--- Begin Record list ---

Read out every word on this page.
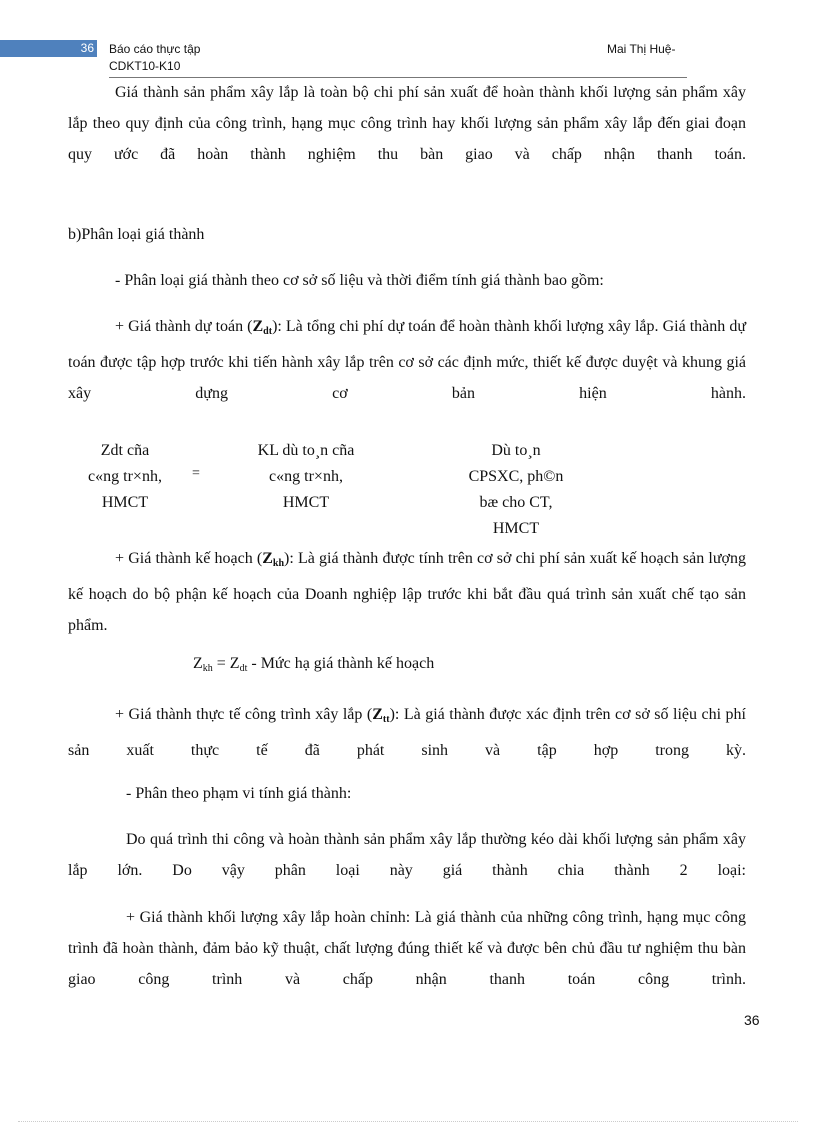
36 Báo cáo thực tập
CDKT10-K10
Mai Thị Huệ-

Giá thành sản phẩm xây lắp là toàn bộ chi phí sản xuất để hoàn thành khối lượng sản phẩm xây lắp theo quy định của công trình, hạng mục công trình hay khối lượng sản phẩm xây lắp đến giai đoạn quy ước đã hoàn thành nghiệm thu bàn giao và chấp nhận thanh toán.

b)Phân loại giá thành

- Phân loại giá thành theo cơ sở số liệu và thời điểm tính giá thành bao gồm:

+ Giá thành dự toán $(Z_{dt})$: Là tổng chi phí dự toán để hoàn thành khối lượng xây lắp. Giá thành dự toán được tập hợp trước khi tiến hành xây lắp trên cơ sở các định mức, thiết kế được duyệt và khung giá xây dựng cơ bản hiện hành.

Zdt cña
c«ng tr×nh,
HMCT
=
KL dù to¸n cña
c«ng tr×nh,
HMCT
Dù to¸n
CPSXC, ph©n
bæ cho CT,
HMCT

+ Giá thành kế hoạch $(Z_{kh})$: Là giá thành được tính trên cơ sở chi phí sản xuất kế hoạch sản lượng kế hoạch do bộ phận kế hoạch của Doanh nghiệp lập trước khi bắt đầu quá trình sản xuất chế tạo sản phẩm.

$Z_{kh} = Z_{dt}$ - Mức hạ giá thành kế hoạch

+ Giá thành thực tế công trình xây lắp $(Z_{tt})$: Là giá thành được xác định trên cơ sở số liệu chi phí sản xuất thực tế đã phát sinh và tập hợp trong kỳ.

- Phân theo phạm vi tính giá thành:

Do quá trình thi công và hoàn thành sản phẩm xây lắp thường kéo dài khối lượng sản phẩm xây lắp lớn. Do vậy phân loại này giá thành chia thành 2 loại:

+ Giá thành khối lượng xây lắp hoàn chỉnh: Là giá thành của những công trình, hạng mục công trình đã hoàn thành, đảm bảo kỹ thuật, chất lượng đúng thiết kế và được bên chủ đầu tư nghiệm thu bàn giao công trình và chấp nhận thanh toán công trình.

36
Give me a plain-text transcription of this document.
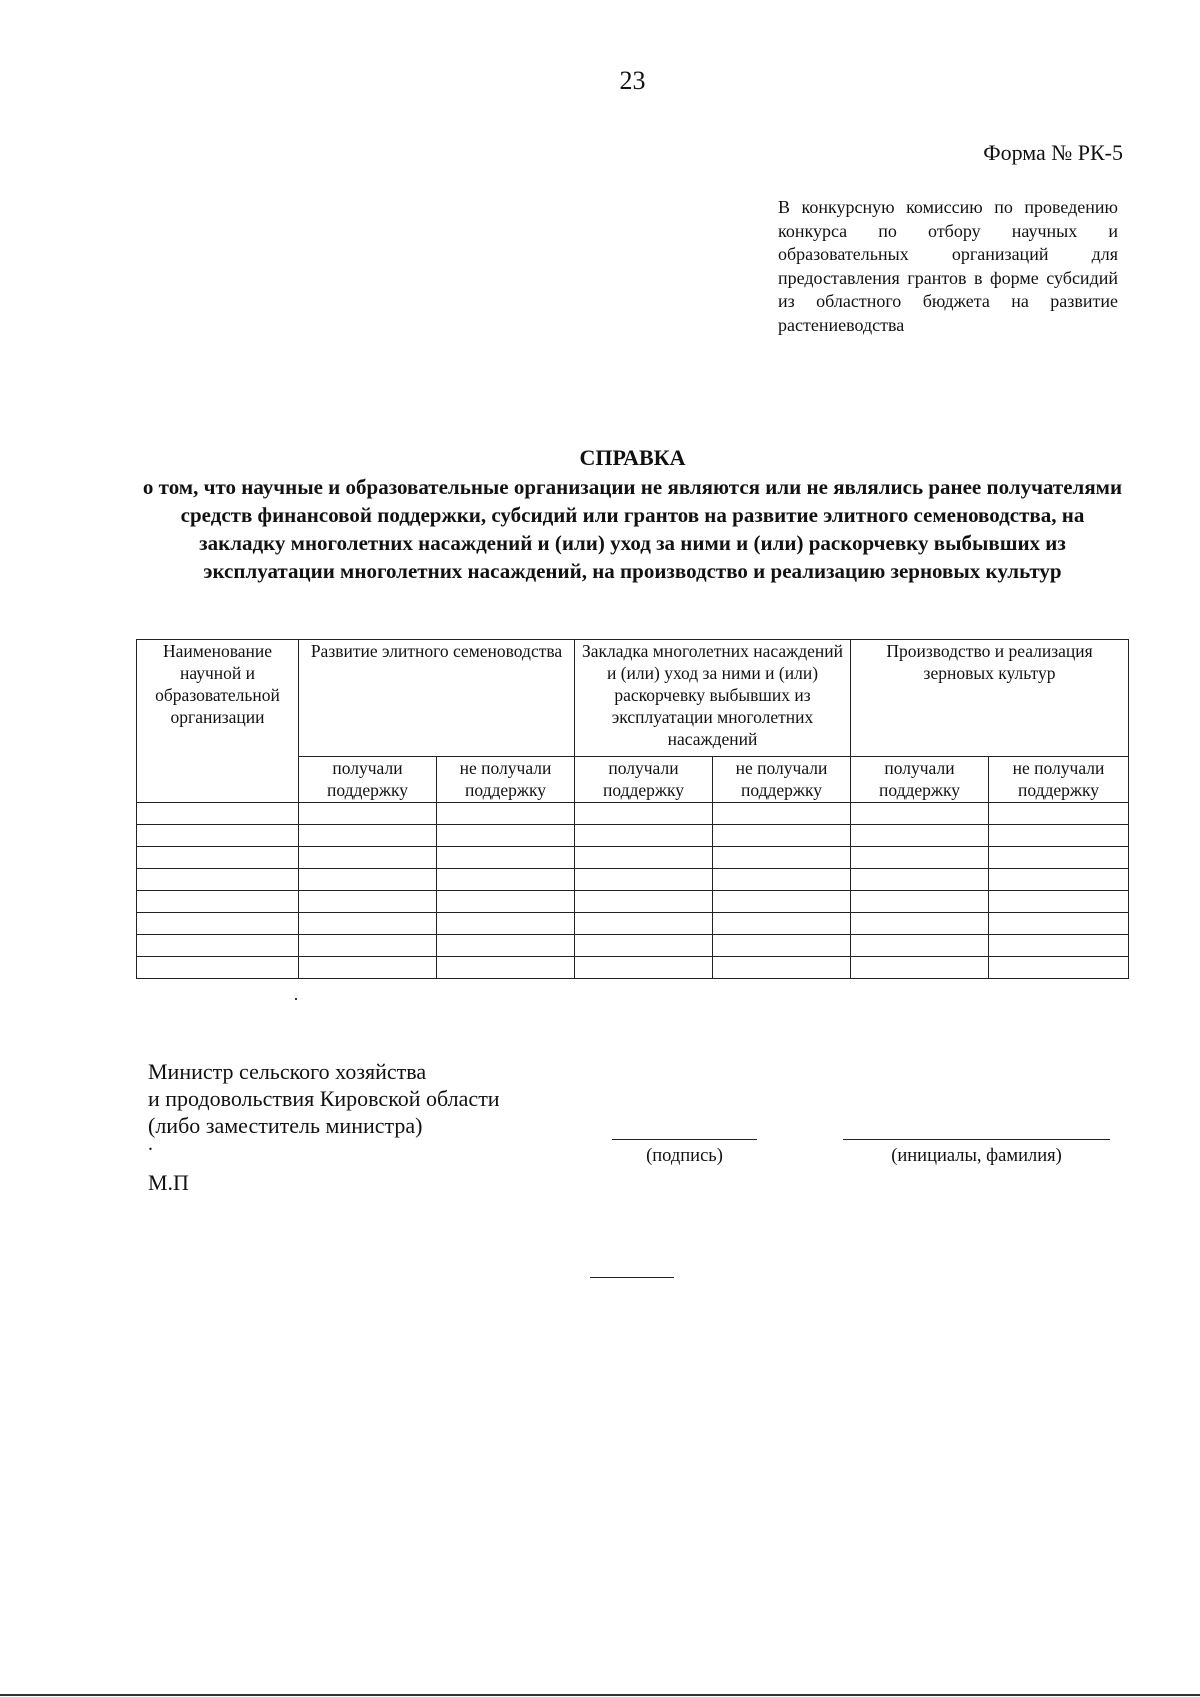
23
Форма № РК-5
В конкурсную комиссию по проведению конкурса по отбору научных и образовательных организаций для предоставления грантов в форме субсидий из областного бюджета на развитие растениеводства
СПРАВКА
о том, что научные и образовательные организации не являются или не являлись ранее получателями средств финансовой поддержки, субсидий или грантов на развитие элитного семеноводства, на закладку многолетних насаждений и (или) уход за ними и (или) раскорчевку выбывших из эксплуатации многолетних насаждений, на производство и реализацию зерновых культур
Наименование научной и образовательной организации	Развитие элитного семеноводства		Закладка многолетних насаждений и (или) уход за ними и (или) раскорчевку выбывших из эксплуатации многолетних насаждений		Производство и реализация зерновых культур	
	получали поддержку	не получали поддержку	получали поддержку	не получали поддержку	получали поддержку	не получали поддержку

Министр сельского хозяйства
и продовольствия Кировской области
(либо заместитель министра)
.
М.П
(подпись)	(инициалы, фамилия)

--- End Record list ---

== Aim ==
Go through the listing above and write it all out exactly, leaving out any picture.

== Result for this exercise ==
Read out every word on this page.
36 Báo cáo thực tập
CDKT10-K10
Mai Thị Huệ-

Giá thành sản phẩm xây lắp là toàn bộ chi phí sản xuất để hoàn thành khối lượng sản phẩm xây lắp theo quy định của công trình, hạng mục công trình hay khối lượng sản phẩm xây lắp đến giai đoạn quy ước đã hoàn thành nghiệm thu bàn giao và chấp nhận thanh toán.

b)Phân loại giá thành

- Phân loại giá thành theo cơ sở số liệu và thời điểm tính giá thành bao gồm:

+ Giá thành dự toán $(Z_{dt})$: Là tổng chi phí dự toán để hoàn thành khối lượng xây lắp. Giá thành dự toán được tập hợp trước khi tiến hành xây lắp trên cơ sở các định mức, thiết kế được duyệt và khung giá xây dựng cơ bản hiện hành.

Zdt cña
c«ng tr×nh,
HMCT
=
KL dù to¸n cña
c«ng tr×nh,
HMCT
Dù to¸n
CPSXC, ph©n
bæ cho CT,
HMCT

+ Giá thành kế hoạch $(Z_{kh})$: Là giá thành được tính trên cơ sở chi phí sản xuất kế hoạch sản lượng kế hoạch do bộ phận kế hoạch của Doanh nghiệp lập trước khi bắt đầu quá trình sản xuất chế tạo sản phẩm.

$Z_{kh} = Z_{dt}$ - Mức hạ giá thành kế hoạch

+ Giá thành thực tế công trình xây lắp $(Z_{tt})$: Là giá thành được xác định trên cơ sở số liệu chi phí sản xuất thực tế đã phát sinh và tập hợp trong kỳ.

- Phân theo phạm vi tính giá thành:

Do quá trình thi công và hoàn thành sản phẩm xây lắp thường kéo dài khối lượng sản phẩm xây lắp lớn. Do vậy phân loại này giá thành chia thành 2 loại:

+ Giá thành khối lượng xây lắp hoàn chỉnh: Là giá thành của những công trình, hạng mục công trình đã hoàn thành, đảm bảo kỹ thuật, chất lượng đúng thiết kế và được bên chủ đầu tư nghiệm thu bàn giao công trình và chấp nhận thanh toán công trình.

36
Give me a plain-text transcription of this document.
23
Форма № РК-5
В конкурсную комиссию по проведению конкурса по отбору научных и образовательных организаций для предоставления грантов в форме субсидий из областного бюджета на развитие растениеводства
СПРАВКА
о том, что научные и образовательные организации не являются или не являлись ранее получателями средств финансовой поддержки, субсидий или грантов на развитие элитного семеноводства, на закладку многолетних насаждений и (или) уход за ними и (или) раскорчевку выбывших из эксплуатации многолетних насаждений, на производство и реализацию зерновых культур
Наименование научной и образовательной организации	Развитие элитного семеноводства		Закладка многолетних насаждений и (или) уход за ними и (или) раскорчевку выбывших из эксплуатации многолетних насаждений		Производство и реализация зерновых культур	
	получали поддержку	не получали поддержку	получали поддержку	не получали поддержку	получали поддержку	не получали поддержку

Министр сельского хозяйства
и продовольствия Кировской области
(либо заместитель министра)
.
М.П
(подпись)	(инициалы, фамилия)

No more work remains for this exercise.